(Items from a figure collection)
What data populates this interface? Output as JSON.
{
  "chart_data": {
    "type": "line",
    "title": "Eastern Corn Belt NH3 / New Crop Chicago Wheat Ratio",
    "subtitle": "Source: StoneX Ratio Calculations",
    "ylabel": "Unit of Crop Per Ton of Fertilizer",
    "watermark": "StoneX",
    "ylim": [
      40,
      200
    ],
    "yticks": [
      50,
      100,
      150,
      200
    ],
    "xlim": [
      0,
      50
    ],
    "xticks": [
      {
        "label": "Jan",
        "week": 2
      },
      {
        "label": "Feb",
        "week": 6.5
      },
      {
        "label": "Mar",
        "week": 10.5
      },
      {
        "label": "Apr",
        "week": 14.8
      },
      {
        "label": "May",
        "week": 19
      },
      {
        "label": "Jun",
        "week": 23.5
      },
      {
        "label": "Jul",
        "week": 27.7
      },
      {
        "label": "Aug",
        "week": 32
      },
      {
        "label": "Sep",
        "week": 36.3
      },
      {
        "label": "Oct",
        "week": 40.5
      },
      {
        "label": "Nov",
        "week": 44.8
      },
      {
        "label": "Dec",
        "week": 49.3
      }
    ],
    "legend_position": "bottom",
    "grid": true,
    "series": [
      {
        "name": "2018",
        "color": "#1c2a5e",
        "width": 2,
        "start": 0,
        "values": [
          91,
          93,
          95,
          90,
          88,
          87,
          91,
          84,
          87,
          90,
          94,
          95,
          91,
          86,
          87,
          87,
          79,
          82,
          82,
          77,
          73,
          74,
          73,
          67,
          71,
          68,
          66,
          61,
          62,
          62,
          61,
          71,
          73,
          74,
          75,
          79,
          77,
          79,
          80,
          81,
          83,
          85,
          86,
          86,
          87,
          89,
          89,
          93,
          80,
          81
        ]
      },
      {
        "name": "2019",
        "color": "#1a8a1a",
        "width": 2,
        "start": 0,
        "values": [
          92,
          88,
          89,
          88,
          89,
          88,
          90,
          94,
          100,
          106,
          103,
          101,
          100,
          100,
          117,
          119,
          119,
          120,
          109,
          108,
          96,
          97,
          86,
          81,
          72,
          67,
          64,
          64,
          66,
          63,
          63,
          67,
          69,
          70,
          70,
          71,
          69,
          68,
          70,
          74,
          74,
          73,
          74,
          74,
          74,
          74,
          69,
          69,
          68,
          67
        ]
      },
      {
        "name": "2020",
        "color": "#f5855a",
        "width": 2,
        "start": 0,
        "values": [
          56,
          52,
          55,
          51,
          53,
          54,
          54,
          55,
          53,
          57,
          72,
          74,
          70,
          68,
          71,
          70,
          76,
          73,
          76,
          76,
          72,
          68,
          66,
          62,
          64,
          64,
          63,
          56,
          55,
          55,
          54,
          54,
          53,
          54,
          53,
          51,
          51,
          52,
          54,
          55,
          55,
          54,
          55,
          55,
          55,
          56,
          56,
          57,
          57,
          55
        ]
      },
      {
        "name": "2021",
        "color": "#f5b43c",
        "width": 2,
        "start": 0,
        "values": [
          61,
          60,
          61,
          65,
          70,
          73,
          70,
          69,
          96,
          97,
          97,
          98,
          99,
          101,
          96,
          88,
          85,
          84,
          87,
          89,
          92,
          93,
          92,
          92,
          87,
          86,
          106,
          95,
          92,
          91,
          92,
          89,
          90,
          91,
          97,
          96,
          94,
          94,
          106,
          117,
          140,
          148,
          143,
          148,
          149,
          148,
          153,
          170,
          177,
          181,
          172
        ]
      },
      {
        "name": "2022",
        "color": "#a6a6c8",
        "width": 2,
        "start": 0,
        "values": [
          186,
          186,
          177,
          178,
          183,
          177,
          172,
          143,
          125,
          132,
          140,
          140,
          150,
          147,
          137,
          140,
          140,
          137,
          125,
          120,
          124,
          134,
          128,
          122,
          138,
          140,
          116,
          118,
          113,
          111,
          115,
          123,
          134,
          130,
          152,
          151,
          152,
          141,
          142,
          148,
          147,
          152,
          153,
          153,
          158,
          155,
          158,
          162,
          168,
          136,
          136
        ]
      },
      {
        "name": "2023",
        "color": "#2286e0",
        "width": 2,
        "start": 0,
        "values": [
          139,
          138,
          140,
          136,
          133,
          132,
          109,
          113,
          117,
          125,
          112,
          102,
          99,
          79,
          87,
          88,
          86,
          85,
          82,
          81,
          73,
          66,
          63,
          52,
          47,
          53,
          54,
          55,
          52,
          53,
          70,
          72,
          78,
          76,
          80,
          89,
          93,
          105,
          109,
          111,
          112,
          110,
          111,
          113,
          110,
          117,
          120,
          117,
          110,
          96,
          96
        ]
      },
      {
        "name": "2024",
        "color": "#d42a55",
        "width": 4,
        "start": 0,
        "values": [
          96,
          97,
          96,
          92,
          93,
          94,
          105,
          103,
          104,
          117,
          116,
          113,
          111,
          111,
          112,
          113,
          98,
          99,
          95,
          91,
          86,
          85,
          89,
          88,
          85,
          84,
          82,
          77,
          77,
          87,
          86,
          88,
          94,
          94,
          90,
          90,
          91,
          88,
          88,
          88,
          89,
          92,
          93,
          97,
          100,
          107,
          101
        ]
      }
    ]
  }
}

Set exercise
Copy each line above where the string "Ratio" occurs.

Solution
    "title": "Eastern Corn Belt NH3 / New Crop Chicago Wheat Ratio",
    "subtitle": "Source: StoneX Ratio Calculations",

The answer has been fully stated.